__Problem statement__. Identify each line in the items below that contains the string "date" and copy those lines out in full. Case counts, so a match must use the same capital and lowercase letters.

[Start of Entries shown]

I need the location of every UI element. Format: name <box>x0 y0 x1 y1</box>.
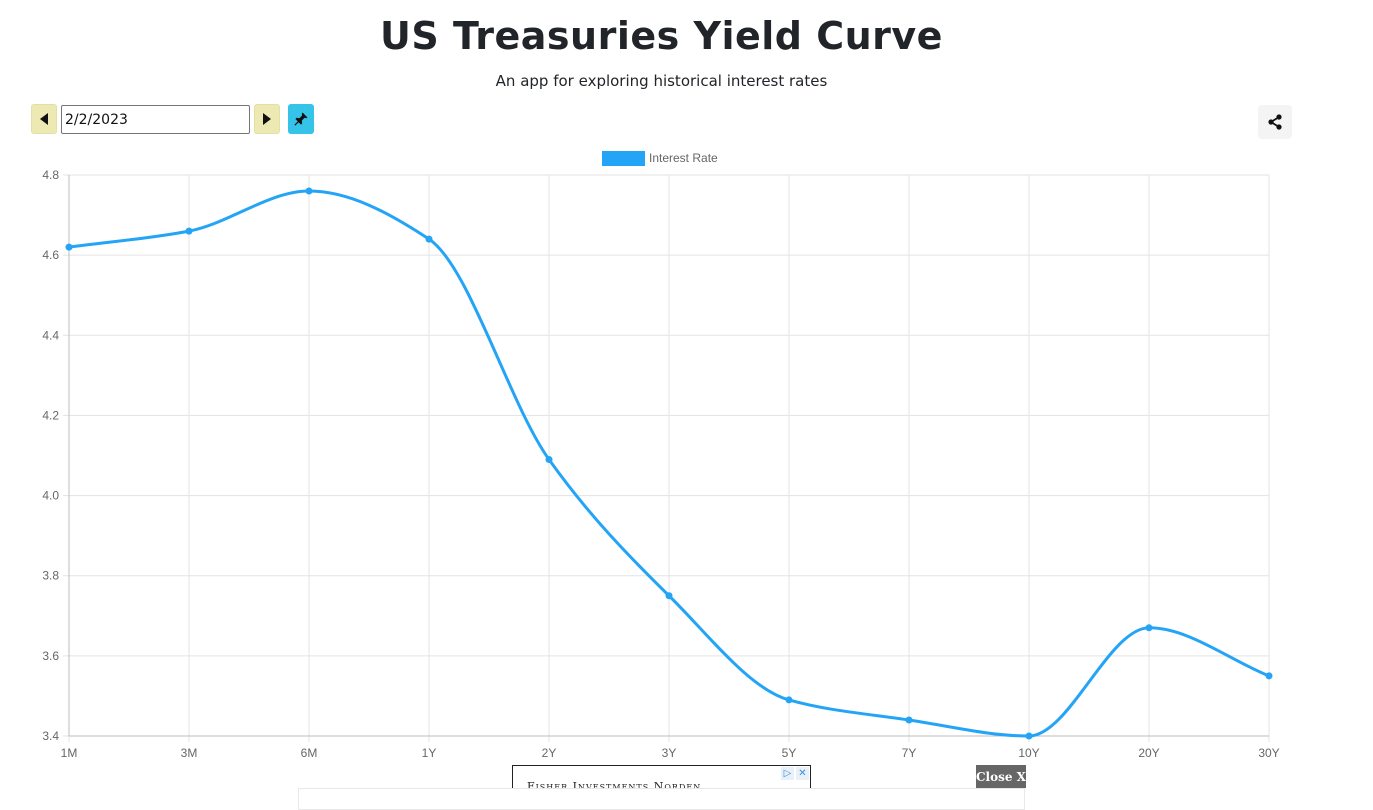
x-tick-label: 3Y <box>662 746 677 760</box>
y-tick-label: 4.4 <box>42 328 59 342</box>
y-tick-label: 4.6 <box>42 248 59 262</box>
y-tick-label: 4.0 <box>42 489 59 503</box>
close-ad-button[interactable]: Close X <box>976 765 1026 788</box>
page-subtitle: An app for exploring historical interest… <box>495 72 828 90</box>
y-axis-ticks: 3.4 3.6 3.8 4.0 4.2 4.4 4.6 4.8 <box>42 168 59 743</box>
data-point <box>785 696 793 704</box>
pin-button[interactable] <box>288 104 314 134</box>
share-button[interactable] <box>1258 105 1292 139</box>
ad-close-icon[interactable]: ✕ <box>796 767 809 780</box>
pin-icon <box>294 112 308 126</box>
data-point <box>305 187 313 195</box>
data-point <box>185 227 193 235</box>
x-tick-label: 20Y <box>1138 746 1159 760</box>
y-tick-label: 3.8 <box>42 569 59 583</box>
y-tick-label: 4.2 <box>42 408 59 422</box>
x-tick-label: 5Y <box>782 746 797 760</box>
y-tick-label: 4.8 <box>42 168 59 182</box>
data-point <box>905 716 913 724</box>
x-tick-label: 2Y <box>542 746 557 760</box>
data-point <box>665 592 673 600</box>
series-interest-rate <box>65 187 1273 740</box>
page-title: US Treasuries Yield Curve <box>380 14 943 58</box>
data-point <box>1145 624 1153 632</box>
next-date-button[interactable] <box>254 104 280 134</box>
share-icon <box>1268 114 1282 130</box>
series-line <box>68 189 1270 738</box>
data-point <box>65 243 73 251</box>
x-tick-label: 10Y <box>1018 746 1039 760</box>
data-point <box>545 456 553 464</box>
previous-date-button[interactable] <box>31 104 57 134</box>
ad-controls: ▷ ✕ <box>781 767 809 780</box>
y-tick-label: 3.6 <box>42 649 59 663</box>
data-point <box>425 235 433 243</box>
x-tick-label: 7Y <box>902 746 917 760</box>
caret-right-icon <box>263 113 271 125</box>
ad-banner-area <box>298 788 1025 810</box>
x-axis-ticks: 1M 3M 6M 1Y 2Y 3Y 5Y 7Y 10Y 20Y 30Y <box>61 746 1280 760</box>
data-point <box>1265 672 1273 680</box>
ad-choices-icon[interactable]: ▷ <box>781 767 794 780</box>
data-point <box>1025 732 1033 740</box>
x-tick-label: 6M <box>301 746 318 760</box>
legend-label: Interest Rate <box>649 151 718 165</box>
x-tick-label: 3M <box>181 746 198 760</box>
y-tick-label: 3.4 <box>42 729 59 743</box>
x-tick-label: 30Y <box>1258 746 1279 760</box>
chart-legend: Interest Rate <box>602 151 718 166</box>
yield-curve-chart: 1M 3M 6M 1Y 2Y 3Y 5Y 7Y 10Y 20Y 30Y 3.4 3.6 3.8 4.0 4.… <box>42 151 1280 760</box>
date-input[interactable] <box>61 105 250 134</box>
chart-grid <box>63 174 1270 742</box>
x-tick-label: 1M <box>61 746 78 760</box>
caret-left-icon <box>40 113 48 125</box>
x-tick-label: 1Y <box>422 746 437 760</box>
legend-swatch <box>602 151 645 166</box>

[End of Entries shown]
[Start of Entries shown]

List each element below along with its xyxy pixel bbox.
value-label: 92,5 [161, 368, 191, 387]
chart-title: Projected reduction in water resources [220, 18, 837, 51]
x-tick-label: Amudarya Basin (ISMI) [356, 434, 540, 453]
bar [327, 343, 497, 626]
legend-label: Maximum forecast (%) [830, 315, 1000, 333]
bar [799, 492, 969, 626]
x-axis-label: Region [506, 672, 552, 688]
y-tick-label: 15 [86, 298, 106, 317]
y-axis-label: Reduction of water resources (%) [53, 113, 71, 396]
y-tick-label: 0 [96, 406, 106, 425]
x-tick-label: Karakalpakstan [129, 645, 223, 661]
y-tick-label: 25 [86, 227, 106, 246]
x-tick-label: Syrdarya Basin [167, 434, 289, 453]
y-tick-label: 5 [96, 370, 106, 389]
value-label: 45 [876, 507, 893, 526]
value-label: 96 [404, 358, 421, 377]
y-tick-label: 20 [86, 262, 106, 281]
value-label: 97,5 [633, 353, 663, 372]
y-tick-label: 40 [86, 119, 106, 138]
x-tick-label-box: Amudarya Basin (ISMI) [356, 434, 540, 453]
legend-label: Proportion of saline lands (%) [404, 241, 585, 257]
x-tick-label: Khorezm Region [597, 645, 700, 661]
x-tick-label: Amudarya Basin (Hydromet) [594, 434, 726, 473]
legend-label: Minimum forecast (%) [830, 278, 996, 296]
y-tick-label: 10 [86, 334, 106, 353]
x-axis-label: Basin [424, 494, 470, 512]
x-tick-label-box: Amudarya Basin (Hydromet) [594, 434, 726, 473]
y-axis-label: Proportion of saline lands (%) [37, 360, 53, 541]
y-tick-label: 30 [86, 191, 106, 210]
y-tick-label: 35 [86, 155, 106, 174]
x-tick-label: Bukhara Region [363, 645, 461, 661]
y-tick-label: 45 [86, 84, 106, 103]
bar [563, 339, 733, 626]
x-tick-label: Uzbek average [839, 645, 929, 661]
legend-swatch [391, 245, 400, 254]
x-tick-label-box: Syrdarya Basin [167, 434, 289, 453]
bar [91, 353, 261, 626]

[End of Entries shown]
[Start of Entries shown]

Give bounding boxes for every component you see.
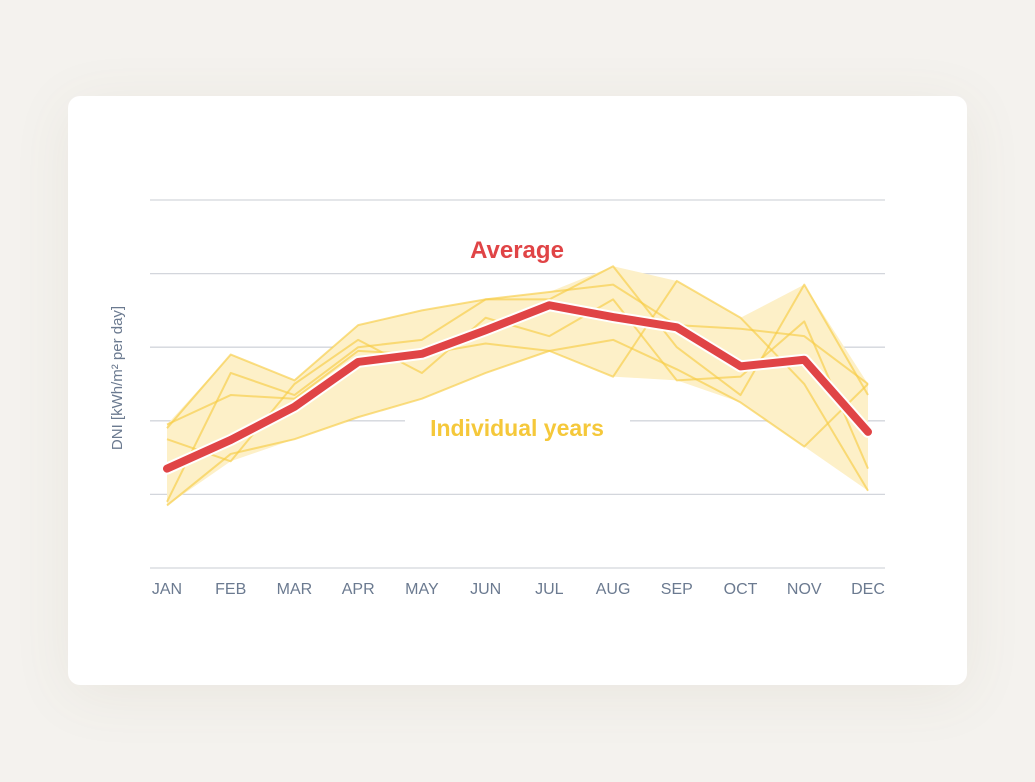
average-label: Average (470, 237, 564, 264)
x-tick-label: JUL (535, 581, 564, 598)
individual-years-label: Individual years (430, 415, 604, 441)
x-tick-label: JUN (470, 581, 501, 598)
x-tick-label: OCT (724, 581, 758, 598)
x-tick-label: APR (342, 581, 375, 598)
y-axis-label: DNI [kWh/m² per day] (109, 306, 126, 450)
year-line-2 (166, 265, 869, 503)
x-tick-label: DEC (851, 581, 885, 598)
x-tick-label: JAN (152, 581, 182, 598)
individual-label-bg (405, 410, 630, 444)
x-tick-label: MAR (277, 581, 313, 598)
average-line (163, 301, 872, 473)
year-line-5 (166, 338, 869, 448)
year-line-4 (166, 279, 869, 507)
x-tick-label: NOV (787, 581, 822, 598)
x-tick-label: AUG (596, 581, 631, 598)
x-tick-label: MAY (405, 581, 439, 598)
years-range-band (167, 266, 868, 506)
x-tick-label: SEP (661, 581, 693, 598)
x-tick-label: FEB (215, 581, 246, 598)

[End of Entries shown]

__Exercise answer__.
next-date-button[interactable] <box>254 104 280 134</box>
previous-date-button[interactable] <box>31 104 57 134</box>
date-input[interactable] <box>61 105 250 134</box>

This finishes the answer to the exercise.